[WORK REQUIRED]: Where a line of the material contains the string "Decision", copy that line.

#### MATERIAL

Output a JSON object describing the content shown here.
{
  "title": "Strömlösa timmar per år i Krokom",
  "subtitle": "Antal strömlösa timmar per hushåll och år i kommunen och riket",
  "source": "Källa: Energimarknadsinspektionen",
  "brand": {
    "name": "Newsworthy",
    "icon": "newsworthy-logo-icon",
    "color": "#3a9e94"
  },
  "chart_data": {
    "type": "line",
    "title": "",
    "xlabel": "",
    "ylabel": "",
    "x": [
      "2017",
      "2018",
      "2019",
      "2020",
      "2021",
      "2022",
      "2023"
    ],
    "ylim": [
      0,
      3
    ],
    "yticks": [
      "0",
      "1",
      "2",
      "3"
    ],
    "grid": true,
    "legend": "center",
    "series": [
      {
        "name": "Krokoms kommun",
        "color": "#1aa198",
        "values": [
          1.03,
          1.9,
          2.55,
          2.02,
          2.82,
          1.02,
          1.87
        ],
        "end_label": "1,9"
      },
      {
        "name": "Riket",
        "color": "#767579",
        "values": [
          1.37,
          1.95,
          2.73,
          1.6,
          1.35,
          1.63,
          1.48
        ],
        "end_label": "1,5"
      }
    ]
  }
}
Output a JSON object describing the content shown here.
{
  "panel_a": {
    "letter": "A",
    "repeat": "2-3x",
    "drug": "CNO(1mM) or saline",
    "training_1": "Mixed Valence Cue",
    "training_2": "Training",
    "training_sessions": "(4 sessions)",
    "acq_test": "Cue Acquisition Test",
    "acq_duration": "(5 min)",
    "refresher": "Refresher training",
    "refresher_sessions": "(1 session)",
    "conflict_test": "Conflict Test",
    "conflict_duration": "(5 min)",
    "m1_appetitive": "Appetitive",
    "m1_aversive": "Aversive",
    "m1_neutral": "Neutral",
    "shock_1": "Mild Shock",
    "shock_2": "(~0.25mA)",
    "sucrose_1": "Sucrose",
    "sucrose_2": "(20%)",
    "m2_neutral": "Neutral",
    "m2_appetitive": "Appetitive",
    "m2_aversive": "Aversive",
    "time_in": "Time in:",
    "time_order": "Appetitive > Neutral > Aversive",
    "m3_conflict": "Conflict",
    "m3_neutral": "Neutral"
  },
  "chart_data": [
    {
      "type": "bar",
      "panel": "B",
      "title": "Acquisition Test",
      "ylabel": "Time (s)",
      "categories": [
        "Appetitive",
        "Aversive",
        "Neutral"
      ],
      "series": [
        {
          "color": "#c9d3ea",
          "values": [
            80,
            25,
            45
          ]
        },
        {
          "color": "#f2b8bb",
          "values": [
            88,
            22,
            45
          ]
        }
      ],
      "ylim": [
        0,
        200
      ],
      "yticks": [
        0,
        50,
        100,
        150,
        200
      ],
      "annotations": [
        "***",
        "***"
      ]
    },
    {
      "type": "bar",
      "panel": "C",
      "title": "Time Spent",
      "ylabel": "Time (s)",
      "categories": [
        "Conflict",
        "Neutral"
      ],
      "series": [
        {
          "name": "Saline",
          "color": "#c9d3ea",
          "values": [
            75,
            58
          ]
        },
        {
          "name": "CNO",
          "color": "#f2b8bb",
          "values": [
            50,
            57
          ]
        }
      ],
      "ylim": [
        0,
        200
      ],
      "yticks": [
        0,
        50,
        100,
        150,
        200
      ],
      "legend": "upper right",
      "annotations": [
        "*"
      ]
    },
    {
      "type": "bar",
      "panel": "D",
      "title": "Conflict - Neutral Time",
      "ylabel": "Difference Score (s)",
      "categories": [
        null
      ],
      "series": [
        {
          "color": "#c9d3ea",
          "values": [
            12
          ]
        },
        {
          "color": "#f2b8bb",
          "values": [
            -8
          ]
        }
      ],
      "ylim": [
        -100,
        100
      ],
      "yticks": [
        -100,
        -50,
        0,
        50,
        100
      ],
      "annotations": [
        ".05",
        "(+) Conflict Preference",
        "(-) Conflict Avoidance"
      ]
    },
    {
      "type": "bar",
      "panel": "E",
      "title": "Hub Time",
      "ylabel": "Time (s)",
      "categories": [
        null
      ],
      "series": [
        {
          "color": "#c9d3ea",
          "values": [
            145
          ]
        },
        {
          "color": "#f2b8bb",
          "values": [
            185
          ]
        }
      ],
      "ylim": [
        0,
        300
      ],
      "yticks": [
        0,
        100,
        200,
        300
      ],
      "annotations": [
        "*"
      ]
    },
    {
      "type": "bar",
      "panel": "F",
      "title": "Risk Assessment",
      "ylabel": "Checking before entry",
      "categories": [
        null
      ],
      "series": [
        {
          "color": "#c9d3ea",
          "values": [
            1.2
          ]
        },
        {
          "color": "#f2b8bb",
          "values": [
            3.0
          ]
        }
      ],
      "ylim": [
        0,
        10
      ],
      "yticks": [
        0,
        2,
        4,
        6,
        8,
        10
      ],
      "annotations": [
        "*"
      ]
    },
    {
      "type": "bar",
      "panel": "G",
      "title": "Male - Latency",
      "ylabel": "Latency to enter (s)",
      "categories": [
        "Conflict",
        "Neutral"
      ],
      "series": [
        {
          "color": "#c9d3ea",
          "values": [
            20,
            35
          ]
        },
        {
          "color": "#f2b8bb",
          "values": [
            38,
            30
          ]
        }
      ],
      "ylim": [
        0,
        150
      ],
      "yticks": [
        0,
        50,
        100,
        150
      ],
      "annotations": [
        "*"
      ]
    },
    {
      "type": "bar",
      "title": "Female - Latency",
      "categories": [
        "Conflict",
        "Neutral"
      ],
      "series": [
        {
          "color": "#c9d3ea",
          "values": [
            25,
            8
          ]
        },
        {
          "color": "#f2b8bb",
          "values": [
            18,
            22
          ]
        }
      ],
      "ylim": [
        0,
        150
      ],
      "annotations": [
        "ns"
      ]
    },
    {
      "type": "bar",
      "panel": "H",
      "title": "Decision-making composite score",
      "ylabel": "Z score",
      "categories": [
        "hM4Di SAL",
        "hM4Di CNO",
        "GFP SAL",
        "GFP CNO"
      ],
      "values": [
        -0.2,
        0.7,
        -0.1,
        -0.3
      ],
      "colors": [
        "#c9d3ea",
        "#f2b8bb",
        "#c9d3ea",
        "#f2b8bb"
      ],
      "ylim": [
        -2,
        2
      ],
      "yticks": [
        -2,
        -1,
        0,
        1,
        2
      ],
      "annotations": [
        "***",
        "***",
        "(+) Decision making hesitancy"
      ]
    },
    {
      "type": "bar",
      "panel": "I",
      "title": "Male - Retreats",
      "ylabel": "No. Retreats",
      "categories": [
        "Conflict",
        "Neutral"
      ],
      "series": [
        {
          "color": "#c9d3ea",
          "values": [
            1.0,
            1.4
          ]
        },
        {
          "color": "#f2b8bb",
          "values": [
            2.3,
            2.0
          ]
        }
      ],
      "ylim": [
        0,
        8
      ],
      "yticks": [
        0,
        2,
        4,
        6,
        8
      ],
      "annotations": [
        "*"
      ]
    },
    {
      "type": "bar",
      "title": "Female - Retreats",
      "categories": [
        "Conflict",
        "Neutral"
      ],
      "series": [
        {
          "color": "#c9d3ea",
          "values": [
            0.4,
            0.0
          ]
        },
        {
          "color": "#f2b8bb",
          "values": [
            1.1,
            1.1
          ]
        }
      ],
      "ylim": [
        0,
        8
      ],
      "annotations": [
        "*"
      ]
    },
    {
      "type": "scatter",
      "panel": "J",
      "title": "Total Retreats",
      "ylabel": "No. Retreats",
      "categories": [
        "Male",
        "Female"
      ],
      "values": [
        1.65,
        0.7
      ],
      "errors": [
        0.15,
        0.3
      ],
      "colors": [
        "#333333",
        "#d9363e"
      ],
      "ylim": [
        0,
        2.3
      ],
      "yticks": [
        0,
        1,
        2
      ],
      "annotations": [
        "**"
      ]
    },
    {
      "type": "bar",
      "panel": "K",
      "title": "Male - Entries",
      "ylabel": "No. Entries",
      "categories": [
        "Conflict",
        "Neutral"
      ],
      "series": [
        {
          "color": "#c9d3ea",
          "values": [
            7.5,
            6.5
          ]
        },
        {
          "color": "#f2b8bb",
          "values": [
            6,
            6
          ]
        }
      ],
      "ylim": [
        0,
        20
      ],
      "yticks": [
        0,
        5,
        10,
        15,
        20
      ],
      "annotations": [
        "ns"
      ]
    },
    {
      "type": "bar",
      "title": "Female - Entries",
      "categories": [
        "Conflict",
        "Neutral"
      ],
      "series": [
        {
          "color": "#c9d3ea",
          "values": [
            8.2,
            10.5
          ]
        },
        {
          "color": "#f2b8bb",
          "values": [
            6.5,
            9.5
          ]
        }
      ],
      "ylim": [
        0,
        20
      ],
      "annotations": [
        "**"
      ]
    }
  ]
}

########

[EXERCISE RESULT]:
      "title": "Decision-making composite score",
        "(+) Decision making hesitancy"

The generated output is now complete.